◆ What you should do
Reproduce each line from the records that holds "blöde".

◆ Materials provided
────
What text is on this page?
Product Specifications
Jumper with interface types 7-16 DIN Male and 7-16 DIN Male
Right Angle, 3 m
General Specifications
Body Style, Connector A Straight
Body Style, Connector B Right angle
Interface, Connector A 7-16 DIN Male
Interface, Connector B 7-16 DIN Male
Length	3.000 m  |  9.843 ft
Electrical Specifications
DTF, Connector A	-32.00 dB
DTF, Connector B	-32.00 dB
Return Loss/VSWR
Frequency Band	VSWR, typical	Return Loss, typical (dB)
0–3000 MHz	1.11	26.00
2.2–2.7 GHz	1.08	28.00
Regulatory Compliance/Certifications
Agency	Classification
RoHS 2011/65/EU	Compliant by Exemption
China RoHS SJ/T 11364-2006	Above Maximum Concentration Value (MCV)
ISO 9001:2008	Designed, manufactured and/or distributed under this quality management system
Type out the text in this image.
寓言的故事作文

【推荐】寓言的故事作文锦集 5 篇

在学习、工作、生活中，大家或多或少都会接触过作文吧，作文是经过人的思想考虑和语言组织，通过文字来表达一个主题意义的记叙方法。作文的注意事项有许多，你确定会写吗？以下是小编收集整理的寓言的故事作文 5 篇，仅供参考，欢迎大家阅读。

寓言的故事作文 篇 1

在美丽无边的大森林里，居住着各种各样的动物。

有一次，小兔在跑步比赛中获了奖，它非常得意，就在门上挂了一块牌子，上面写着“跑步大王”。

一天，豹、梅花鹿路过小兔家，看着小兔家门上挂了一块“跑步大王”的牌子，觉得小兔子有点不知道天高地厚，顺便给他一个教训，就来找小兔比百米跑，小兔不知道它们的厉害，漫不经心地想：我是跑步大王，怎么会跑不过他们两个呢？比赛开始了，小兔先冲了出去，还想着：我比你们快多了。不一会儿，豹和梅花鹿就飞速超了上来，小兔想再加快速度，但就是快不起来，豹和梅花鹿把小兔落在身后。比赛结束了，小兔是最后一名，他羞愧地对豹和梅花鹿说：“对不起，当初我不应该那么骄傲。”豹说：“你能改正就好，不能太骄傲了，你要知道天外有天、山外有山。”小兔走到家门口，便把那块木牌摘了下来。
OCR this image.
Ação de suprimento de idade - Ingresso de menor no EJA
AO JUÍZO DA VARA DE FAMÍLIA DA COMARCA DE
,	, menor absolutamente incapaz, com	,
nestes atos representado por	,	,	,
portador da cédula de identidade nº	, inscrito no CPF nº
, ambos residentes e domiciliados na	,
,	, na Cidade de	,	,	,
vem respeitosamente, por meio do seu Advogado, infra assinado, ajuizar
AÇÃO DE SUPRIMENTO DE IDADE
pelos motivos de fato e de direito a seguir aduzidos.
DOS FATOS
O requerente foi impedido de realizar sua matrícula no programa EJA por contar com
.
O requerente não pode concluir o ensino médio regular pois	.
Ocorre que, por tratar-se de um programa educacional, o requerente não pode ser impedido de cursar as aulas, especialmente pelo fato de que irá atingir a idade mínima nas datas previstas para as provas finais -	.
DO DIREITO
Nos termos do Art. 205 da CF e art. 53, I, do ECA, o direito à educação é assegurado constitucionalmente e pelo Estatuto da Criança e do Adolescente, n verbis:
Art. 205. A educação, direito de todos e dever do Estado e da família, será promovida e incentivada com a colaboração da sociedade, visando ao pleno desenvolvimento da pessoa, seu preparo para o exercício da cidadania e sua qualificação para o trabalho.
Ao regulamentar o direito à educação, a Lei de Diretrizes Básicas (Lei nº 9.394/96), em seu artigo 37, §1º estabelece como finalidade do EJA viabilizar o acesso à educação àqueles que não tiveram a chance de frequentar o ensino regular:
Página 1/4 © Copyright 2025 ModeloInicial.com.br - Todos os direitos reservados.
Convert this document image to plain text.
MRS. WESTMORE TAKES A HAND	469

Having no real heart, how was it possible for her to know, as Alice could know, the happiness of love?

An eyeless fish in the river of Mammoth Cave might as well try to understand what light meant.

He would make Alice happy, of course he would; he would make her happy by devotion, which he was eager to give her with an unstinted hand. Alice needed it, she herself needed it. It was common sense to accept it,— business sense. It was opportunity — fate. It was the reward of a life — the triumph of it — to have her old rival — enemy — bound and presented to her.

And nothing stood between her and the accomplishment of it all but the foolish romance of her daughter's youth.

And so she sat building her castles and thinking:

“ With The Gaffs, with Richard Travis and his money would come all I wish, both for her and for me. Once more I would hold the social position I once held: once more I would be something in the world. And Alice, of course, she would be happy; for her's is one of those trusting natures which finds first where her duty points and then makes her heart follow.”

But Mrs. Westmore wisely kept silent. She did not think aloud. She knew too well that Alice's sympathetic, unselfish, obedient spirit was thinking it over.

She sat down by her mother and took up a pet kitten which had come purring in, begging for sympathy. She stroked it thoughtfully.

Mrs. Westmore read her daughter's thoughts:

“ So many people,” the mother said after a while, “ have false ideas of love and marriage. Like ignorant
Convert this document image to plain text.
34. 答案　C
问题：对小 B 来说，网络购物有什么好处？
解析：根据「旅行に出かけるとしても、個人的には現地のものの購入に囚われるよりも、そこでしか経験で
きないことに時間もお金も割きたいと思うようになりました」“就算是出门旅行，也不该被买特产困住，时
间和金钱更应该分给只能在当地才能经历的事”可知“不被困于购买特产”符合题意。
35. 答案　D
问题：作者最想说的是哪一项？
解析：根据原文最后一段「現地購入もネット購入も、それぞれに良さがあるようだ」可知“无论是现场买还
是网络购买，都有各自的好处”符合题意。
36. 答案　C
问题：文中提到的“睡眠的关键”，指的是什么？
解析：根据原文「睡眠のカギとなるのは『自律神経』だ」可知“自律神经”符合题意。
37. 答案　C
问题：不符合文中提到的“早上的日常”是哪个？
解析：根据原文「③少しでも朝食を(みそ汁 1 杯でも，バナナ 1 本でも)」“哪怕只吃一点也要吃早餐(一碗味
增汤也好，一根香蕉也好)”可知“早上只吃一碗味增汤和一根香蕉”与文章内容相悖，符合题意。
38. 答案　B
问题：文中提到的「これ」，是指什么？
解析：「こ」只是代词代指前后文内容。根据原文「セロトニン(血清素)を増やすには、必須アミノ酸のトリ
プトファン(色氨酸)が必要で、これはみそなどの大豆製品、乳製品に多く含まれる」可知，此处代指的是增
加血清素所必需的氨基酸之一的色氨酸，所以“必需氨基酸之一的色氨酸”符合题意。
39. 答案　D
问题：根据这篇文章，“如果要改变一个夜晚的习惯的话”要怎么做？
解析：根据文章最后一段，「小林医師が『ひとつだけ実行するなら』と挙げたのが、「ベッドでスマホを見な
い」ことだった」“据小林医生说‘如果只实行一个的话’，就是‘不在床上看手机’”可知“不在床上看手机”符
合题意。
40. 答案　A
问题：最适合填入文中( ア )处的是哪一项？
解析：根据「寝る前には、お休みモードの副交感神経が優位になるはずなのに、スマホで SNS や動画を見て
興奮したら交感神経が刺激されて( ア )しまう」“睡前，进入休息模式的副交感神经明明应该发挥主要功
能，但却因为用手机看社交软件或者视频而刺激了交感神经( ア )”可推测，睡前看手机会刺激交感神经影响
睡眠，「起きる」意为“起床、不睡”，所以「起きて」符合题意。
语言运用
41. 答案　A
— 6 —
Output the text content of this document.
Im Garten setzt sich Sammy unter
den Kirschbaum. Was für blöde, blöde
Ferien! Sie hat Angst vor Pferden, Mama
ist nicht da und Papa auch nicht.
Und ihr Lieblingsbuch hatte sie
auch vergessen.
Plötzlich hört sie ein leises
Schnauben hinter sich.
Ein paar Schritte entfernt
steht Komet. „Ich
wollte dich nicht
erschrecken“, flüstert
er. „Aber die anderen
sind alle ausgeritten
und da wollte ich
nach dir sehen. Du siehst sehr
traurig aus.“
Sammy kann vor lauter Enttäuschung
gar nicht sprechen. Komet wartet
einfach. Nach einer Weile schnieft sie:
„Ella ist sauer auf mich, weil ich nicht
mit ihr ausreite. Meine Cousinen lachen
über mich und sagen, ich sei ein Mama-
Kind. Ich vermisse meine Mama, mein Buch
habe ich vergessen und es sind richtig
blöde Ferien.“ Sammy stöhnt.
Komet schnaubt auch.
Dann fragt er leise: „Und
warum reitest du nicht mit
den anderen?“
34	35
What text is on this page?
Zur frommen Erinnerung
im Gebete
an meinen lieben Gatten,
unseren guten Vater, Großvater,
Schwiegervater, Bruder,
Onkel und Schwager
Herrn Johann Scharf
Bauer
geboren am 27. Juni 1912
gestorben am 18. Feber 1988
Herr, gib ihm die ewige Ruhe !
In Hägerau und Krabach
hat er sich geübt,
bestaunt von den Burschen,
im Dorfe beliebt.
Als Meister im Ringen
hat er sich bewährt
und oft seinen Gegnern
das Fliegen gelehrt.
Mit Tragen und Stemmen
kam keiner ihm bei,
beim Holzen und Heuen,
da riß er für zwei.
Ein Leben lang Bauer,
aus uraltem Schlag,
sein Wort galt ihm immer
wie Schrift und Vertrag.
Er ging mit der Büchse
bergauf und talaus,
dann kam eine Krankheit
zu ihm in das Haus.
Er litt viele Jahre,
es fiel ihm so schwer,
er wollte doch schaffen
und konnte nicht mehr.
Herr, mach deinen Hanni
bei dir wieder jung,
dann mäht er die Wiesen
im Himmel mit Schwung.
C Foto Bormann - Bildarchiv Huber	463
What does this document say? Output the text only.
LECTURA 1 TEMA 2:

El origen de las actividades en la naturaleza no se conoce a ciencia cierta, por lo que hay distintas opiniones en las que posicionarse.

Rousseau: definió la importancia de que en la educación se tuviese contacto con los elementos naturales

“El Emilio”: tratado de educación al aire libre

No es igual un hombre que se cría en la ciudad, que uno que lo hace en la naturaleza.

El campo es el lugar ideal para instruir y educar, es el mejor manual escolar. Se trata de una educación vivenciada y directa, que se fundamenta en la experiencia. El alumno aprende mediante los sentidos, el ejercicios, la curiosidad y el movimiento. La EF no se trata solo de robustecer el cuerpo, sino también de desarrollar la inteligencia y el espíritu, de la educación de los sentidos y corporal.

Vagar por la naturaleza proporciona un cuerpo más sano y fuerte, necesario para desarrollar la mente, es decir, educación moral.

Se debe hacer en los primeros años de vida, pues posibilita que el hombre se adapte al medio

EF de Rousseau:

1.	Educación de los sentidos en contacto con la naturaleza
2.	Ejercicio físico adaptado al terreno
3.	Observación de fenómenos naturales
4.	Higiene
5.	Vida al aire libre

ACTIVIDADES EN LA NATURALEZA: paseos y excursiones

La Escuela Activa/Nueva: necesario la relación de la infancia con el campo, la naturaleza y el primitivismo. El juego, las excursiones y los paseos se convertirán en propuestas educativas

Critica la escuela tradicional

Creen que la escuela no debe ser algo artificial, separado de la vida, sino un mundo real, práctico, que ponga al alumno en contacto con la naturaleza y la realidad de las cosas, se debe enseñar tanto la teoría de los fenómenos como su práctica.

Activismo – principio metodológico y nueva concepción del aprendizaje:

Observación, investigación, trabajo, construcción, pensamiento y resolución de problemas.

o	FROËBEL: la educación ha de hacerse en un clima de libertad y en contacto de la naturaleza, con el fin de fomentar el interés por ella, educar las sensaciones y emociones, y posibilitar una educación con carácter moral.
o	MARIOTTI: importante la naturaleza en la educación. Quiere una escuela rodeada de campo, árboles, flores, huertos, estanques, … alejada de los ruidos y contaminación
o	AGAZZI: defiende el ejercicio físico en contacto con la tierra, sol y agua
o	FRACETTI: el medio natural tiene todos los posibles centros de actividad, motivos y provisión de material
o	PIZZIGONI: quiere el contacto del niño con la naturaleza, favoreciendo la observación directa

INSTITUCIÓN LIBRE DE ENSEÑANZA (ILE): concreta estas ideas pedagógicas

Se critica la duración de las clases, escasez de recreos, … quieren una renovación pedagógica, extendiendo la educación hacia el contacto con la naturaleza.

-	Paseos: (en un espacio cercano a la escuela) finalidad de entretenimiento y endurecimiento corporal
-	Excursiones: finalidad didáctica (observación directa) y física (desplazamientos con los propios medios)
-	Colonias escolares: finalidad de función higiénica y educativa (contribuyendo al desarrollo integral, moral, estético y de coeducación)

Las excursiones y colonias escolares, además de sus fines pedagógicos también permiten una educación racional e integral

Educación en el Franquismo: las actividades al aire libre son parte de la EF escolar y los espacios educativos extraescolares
────
◆ Result of this exercise
den Kirschbaum. Was für blöde, blöde
blöde Ferien.“ Sammy stöhnt.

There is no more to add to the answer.